[Figure record listings]

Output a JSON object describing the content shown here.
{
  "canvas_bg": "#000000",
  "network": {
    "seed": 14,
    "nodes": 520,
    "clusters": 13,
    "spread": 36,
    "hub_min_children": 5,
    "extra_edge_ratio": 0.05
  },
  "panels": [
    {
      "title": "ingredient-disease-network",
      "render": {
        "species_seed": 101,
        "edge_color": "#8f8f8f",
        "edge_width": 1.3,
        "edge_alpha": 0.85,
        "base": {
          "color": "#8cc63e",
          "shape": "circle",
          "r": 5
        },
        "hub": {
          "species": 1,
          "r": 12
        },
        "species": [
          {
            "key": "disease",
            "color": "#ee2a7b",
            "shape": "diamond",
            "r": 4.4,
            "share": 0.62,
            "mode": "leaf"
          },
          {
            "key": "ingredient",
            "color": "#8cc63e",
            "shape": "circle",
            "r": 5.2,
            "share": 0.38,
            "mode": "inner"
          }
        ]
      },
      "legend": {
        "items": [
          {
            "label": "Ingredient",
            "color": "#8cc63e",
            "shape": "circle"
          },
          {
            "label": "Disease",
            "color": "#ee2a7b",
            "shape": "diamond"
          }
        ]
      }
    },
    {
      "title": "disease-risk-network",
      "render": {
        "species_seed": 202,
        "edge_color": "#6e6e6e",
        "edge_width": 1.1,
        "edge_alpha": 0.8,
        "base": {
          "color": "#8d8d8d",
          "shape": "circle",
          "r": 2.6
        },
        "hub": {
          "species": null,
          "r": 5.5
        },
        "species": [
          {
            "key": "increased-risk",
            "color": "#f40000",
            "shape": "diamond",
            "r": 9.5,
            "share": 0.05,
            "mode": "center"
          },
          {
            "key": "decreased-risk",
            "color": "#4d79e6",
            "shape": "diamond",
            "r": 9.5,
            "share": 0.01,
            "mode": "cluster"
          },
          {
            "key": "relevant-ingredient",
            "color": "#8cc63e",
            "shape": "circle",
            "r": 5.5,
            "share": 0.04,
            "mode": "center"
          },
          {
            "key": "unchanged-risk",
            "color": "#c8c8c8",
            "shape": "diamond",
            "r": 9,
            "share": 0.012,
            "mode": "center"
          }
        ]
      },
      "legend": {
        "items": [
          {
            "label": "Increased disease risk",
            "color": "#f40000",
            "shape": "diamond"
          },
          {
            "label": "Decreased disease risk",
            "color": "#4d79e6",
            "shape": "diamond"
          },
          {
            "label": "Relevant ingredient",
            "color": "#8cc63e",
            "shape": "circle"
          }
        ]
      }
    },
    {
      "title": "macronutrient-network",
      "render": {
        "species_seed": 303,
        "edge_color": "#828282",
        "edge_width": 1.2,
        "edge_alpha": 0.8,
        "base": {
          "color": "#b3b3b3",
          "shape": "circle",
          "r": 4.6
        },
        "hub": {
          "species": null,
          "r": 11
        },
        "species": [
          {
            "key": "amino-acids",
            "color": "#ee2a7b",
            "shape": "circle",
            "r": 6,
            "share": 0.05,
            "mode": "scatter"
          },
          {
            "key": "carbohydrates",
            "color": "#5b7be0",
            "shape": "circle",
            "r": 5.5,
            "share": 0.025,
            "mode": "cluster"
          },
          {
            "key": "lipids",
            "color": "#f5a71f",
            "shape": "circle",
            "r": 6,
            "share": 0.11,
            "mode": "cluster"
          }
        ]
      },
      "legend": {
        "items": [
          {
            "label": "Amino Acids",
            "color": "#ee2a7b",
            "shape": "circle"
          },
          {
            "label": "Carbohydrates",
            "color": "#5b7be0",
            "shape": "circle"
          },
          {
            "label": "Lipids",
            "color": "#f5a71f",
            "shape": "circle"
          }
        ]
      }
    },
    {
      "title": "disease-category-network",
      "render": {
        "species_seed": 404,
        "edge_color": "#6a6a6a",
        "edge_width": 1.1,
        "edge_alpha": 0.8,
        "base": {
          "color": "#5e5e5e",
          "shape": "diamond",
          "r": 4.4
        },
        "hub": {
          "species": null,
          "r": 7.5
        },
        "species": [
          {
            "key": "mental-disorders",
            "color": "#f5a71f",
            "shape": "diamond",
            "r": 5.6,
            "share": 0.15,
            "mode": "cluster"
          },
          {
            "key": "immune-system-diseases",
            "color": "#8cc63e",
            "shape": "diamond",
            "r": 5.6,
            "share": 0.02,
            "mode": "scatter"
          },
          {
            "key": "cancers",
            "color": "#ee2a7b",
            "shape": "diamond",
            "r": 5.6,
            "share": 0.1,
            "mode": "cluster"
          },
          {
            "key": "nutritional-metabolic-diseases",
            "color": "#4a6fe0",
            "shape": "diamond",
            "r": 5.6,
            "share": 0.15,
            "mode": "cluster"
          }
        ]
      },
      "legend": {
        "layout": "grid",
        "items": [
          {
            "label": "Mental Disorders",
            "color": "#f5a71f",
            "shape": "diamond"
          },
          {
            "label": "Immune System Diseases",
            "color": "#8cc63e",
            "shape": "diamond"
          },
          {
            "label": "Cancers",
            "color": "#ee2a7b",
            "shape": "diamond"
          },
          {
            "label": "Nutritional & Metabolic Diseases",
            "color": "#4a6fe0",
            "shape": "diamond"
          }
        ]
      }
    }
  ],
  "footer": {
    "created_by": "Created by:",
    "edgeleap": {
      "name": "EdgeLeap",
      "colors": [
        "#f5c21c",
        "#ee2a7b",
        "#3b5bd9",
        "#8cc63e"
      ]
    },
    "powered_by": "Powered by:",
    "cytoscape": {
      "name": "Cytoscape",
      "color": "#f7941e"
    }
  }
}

● **What is required**: Gather from the records above every line containing the string "network".

● **Full answer**:
  "network": {
      "title": "ingredient-disease-network",
      "title": "disease-risk-network",
      "title": "macronutrient-network",
      "title": "disease-category-network",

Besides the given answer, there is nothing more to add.